Every line below should be copied exactly; drop the pictures.

********

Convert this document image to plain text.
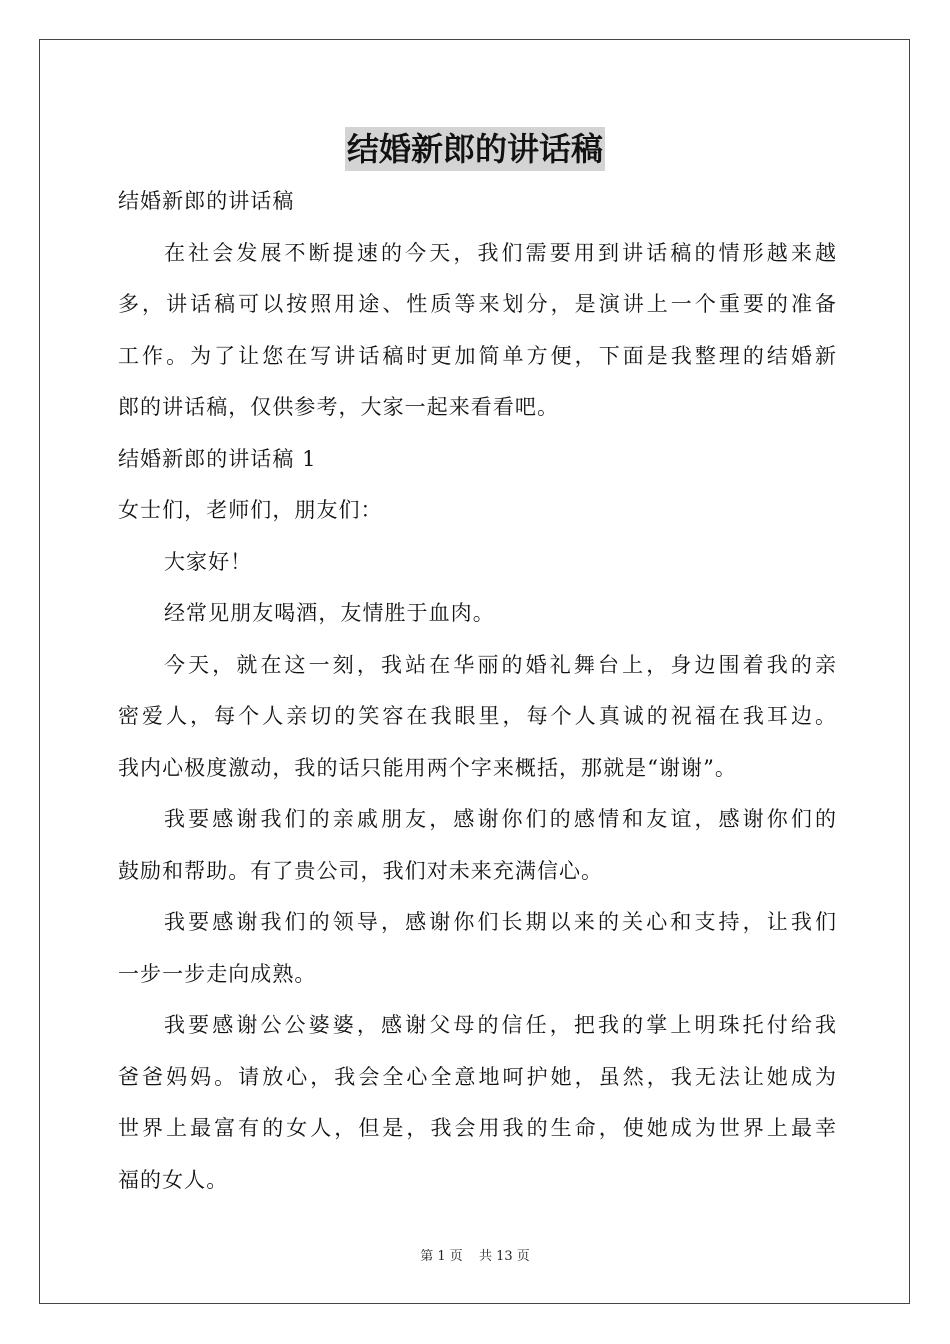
结婚新郎的讲话稿
结婚新郎的讲话稿
在社会发展不断提速的今天，我们需要用到讲话稿的情形越来越
多，讲话稿可以按照用途、性质等来划分，是演讲上一个重要的准备
工作。为了让您在写讲话稿时更加简单方便，下面是我整理的结婚新
郎的讲话稿，仅供参考，大家一起来看看吧。
结婚新郎的讲话稿 1
女士们，老师们，朋友们：
大家好！
经常见朋友喝酒，友情胜于血肉。
今天，就在这一刻，我站在华丽的婚礼舞台上，身边围着我的亲
密爱人，每个人亲切的笑容在我眼里，每个人真诚的祝福在我耳边。
我内心极度激动，我的话只能用两个字来概括，那就是“谢谢”。
我要感谢我们的亲戚朋友，感谢你们的感情和友谊，感谢你们的
鼓励和帮助。有了贵公司，我们对未来充满信心。
我要感谢我们的领导，感谢你们长期以来的关心和支持，让我们
一步一步走向成熟。
我要感谢公公婆婆，感谢父母的信任，把我的掌上明珠托付给我
爸爸妈妈。请放心，我会全心全意地呵护她，虽然，我无法让她成为
世界上最富有的女人，但是，我会用我的生命，使她成为世界上最幸
福的女人。
第 1 页 共 13 页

********

## CORRECT ANSWER
Convert this document image to plain text.
结婚新郎的讲话稿
结婚新郎的讲话稿
在社会发展不断提速的今天，我们需要用到讲话稿的情形越来越
多，讲话稿可以按照用途、性质等来划分，是演讲上一个重要的准备
工作。为了让您在写讲话稿时更加简单方便，下面是我整理的结婚新
郎的讲话稿，仅供参考，大家一起来看看吧。
结婚新郎的讲话稿 1
女士们，老师们，朋友们：
大家好！
经常见朋友喝酒，友情胜于血肉。
今天，就在这一刻，我站在华丽的婚礼舞台上，身边围着我的亲
密爱人，每个人亲切的笑容在我眼里，每个人真诚的祝福在我耳边。
我内心极度激动，我的话只能用两个字来概括，那就是“谢谢”。
我要感谢我们的亲戚朋友，感谢你们的感情和友谊，感谢你们的
鼓励和帮助。有了贵公司，我们对未来充满信心。
我要感谢我们的领导，感谢你们长期以来的关心和支持，让我们
一步一步走向成熟。
我要感谢公公婆婆，感谢父母的信任，把我的掌上明珠托付给我
爸爸妈妈。请放心，我会全心全意地呵护她，虽然，我无法让她成为
世界上最富有的女人，但是，我会用我的生命，使她成为世界上最幸
福的女人。
第 1 页 共 13 页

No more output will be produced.